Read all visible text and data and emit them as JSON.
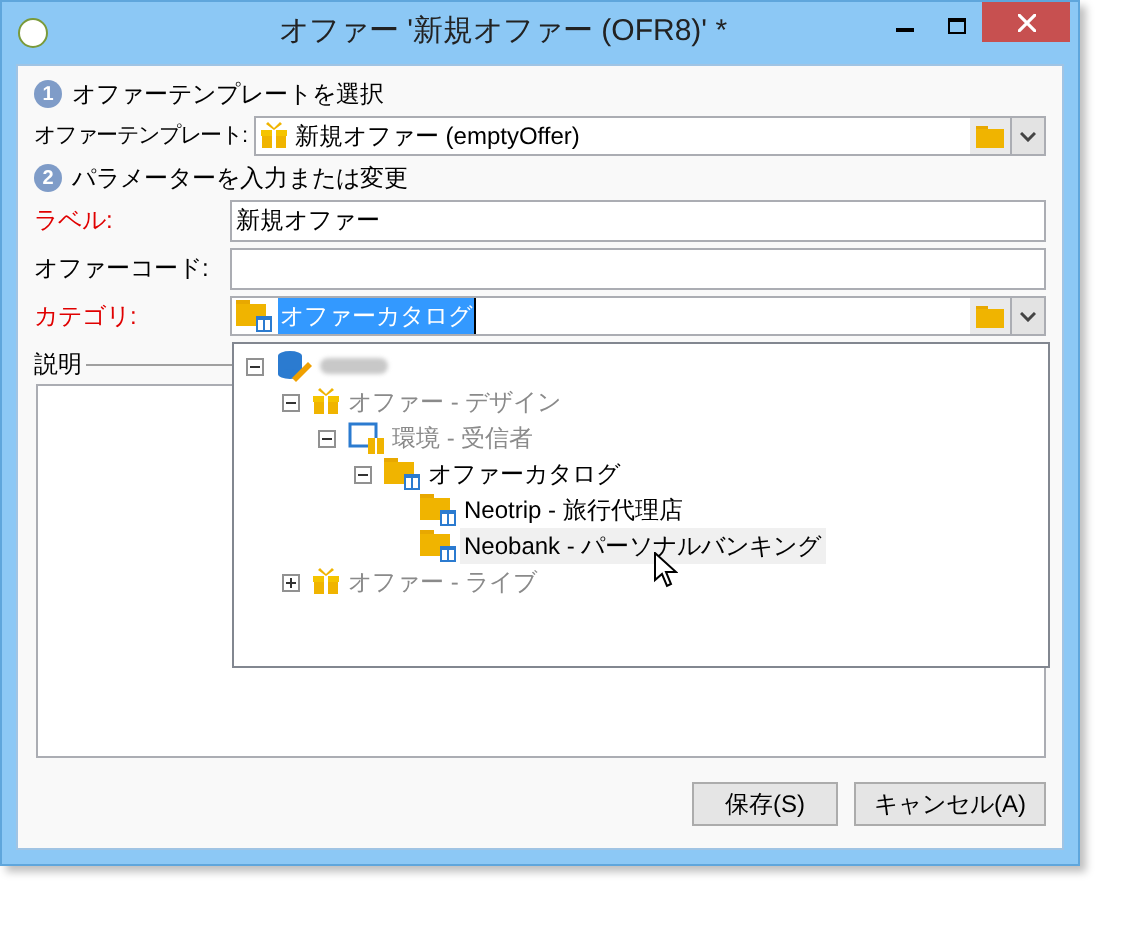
{
  "window": {
    "title": "オファー '新規オファー (OFR8)' *"
  },
  "steps": [
    {
      "number": "1",
      "label": "オファーテンプレートを選択"
    },
    {
      "number": "2",
      "label": "パラメーターを入力または変更"
    }
  ],
  "template": {
    "label": "オファーテンプレート:",
    "value": "新規オファー (emptyOffer)"
  },
  "fields": [
    {
      "label": "ラベル:",
      "required": true,
      "value": "新規オファー"
    },
    {
      "label": "オファーコード:",
      "required": false
    }
  ],
  "category": {
    "label": "カテゴリ:",
    "required": true,
    "value": "オファーカタログ"
  },
  "description": {
    "label": "説明"
  },
  "tree": [
    {
      "kind": "database",
      "expanded": true,
      "disabled": true,
      "hovered": false,
      "children": [
        {
          "kind": "gift",
          "label": "オファー - デザイン",
          "expanded": true,
          "disabled": true,
          "hovered": false,
          "children": [
            {
              "kind": "environment",
              "label": "環境 - 受信者",
              "expanded": true,
              "disabled": true,
              "hovered": false,
              "children": [
                {
                  "kind": "folder",
                  "label": "オファーカタログ",
                  "expanded": true,
                  "disabled": false,
                  "hovered": false,
                  "children": [
                    {
                      "kind": "folder",
                      "label": "Neotrip - 旅行代理店",
                      "disabled": false,
                      "hovered": false
                    },
                    {
                      "kind": "folder",
                      "label": "Neobank - パーソナルバンキング",
                      "disabled": false,
                      "hovered": true
                    }
                  ]
                }
              ]
            }
          ]
        },
        {
          "kind": "gift",
          "label": "オファー - ライブ",
          "expanded": false,
          "disabled": true,
          "hovered": false
        }
      ]
    }
  ],
  "buttons": [
    "保存(S)",
    "キャンセル(A)"
  ]
}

Objective »
Using the material above, return every line exactly as it appears, minus the pictures.

Complete response »
Read all visible text and data and emit them as JSON.
{
  "window": {
    "title": "オファー '新規オファー (OFR8)' *"
  },
  "steps": [
    {
      "number": "1",
      "label": "オファーテンプレートを選択"
    },
    {
      "number": "2",
      "label": "パラメーターを入力または変更"
    }
  ],
  "template": {
    "label": "オファーテンプレート:",
    "value": "新規オファー (emptyOffer)"
  },
  "fields": [
    {
      "label": "ラベル:",
      "required": true,
      "value": "新規オファー"
    },
    {
      "label": "オファーコード:",
      "required": false
    }
  ],
  "category": {
    "label": "カテゴリ:",
    "required": true,
    "value": "オファーカタログ"
  },
  "description": {
    "label": "説明"
  },
  "tree": [
    {
      "kind": "database",
      "expanded": true,
      "disabled": true,
      "hovered": false,
      "children": [
        {
          "kind": "gift",
          "label": "オファー - デザイン",
          "expanded": true,
          "disabled": true,
          "hovered": false,
          "children": [
            {
              "kind": "environment",
              "label": "環境 - 受信者",
              "expanded": true,
              "disabled": true,
              "hovered": false,
              "children": [
                {
                  "kind": "folder",
                  "label": "オファーカタログ",
                  "expanded": true,
                  "disabled": false,
                  "hovered": false,
                  "children": [
                    {
                      "kind": "folder",
                      "label": "Neotrip - 旅行代理店",
                      "disabled": false,
                      "hovered": false
                    },
                    {
                      "kind": "folder",
                      "label": "Neobank - パーソナルバンキング",
                      "disabled": false,
                      "hovered": true
                    }
                  ]
                }
              ]
            }
          ]
        },
        {
          "kind": "gift",
          "label": "オファー - ライブ",
          "expanded": false,
          "disabled": true,
          "hovered": false
        }
      ]
    }
  ],
  "buttons": [
    "保存(S)",
    "キャンセル(A)"
  ]
}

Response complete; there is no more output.